# [REQUIREMENT]
Determine how many lines of the entries contain "There". Reply with that number alone.

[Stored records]
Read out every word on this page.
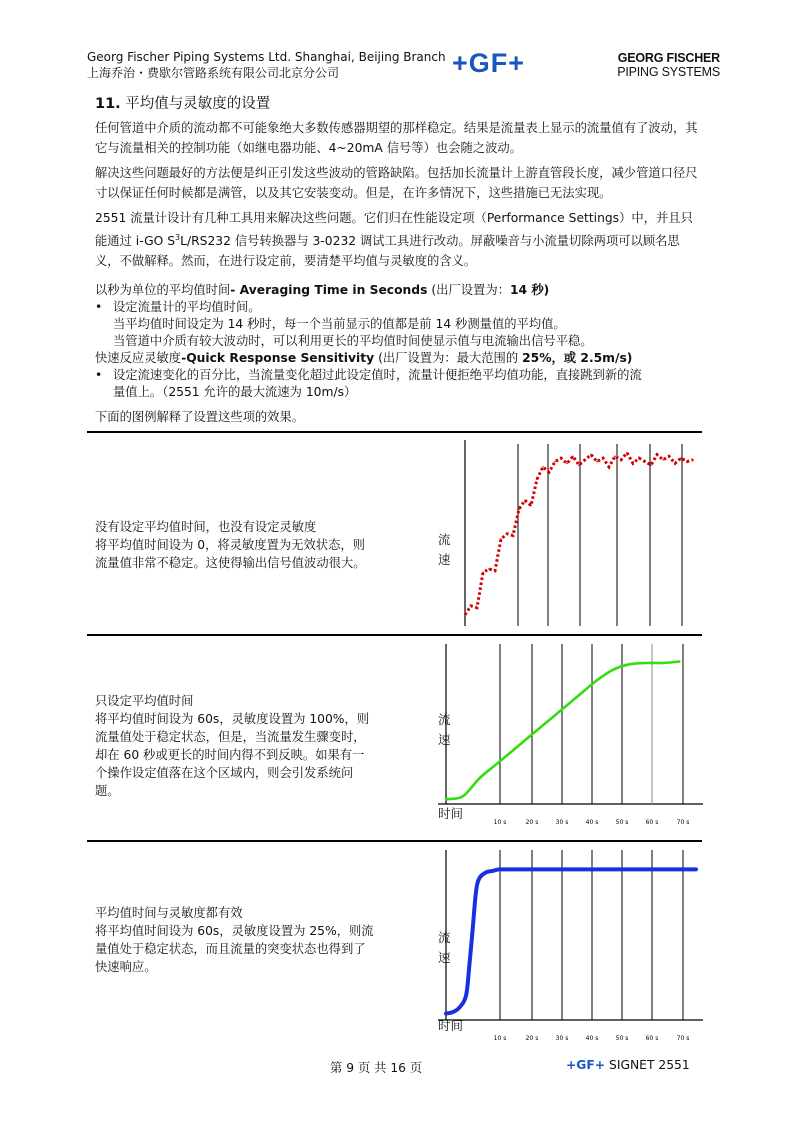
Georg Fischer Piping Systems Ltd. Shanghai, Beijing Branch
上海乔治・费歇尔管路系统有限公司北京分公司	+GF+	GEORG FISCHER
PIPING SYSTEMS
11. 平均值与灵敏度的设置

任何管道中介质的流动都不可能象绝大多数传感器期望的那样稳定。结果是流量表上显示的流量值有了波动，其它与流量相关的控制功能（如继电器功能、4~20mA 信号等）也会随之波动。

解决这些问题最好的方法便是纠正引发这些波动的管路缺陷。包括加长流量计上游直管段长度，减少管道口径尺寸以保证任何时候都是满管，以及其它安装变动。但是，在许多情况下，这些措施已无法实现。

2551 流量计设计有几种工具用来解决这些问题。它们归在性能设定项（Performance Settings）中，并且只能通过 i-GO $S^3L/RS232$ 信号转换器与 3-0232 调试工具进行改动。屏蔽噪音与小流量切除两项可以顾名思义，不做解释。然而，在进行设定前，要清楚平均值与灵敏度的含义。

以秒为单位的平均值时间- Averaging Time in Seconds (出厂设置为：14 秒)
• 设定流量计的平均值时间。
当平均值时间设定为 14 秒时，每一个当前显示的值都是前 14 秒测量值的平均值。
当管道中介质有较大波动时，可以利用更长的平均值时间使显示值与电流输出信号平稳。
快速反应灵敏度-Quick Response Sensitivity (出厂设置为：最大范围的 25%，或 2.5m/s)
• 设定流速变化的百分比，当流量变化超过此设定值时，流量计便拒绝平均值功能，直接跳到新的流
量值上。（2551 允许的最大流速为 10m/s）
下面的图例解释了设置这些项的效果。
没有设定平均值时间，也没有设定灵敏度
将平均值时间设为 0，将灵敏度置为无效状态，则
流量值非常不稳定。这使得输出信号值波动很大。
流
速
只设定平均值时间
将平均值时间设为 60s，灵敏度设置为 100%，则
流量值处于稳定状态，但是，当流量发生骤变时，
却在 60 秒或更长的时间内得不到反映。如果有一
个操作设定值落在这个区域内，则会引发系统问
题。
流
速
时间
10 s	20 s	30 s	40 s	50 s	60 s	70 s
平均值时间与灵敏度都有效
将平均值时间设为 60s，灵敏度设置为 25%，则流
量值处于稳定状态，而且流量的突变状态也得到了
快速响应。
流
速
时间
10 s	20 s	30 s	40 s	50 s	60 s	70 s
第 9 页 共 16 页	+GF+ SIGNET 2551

--

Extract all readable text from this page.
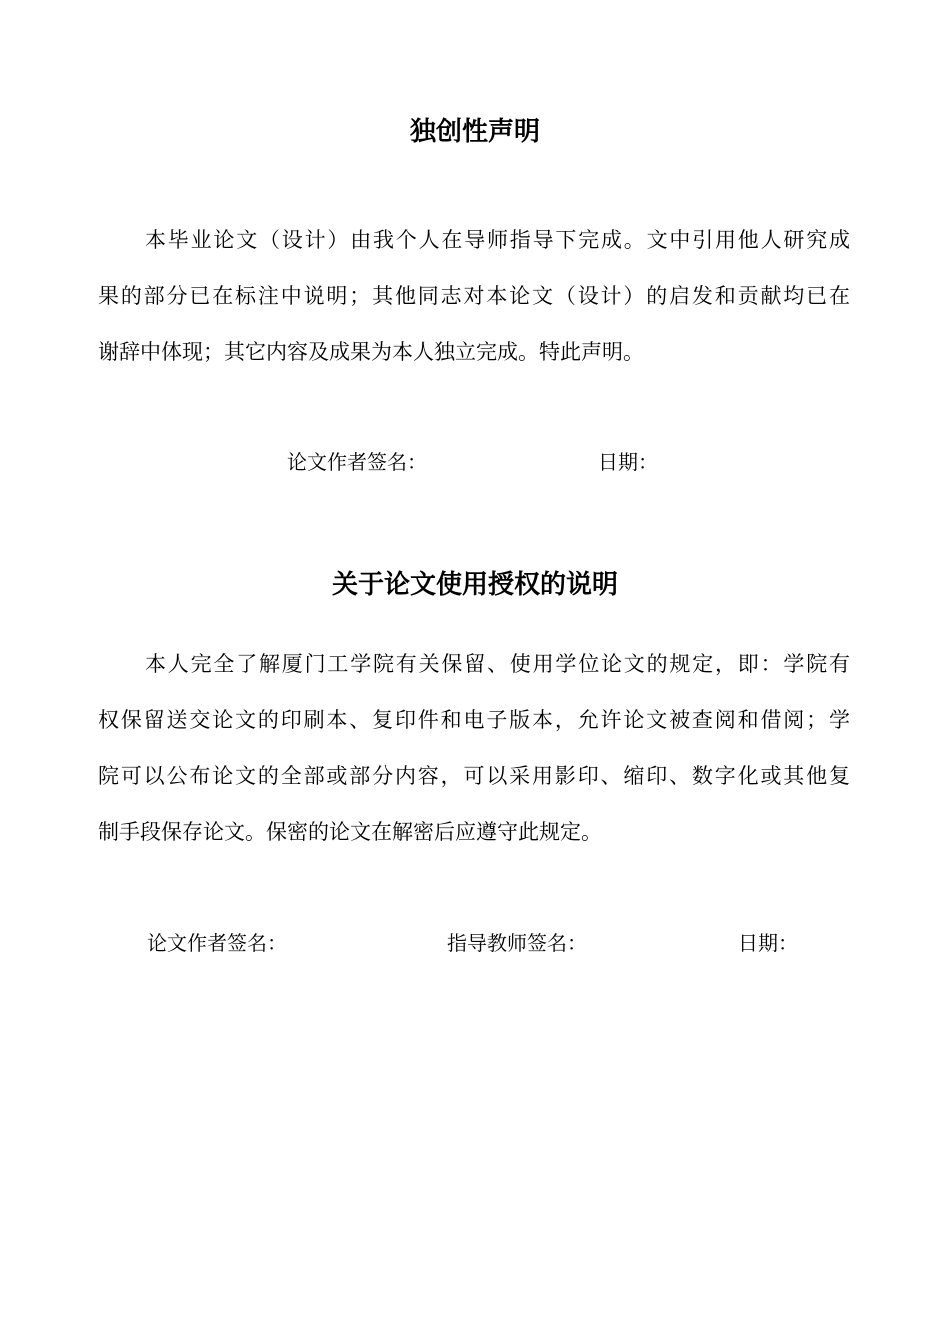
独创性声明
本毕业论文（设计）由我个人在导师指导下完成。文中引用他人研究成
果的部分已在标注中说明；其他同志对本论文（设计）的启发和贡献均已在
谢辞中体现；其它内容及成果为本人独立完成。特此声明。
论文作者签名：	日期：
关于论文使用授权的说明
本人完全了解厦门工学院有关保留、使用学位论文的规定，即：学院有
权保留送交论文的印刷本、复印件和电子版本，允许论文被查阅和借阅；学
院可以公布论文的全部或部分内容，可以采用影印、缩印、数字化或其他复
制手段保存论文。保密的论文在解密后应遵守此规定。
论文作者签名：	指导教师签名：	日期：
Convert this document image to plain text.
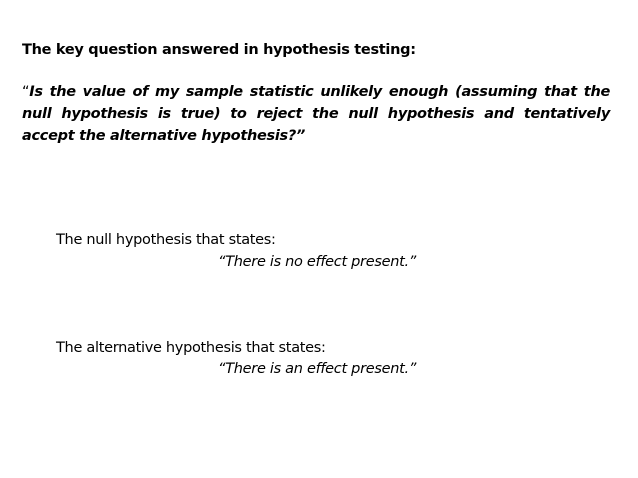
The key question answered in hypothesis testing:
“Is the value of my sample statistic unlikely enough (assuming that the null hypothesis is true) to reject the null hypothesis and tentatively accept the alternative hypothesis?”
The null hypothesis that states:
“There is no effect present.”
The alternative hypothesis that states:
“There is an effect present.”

# [RESPONSE BELOW]
2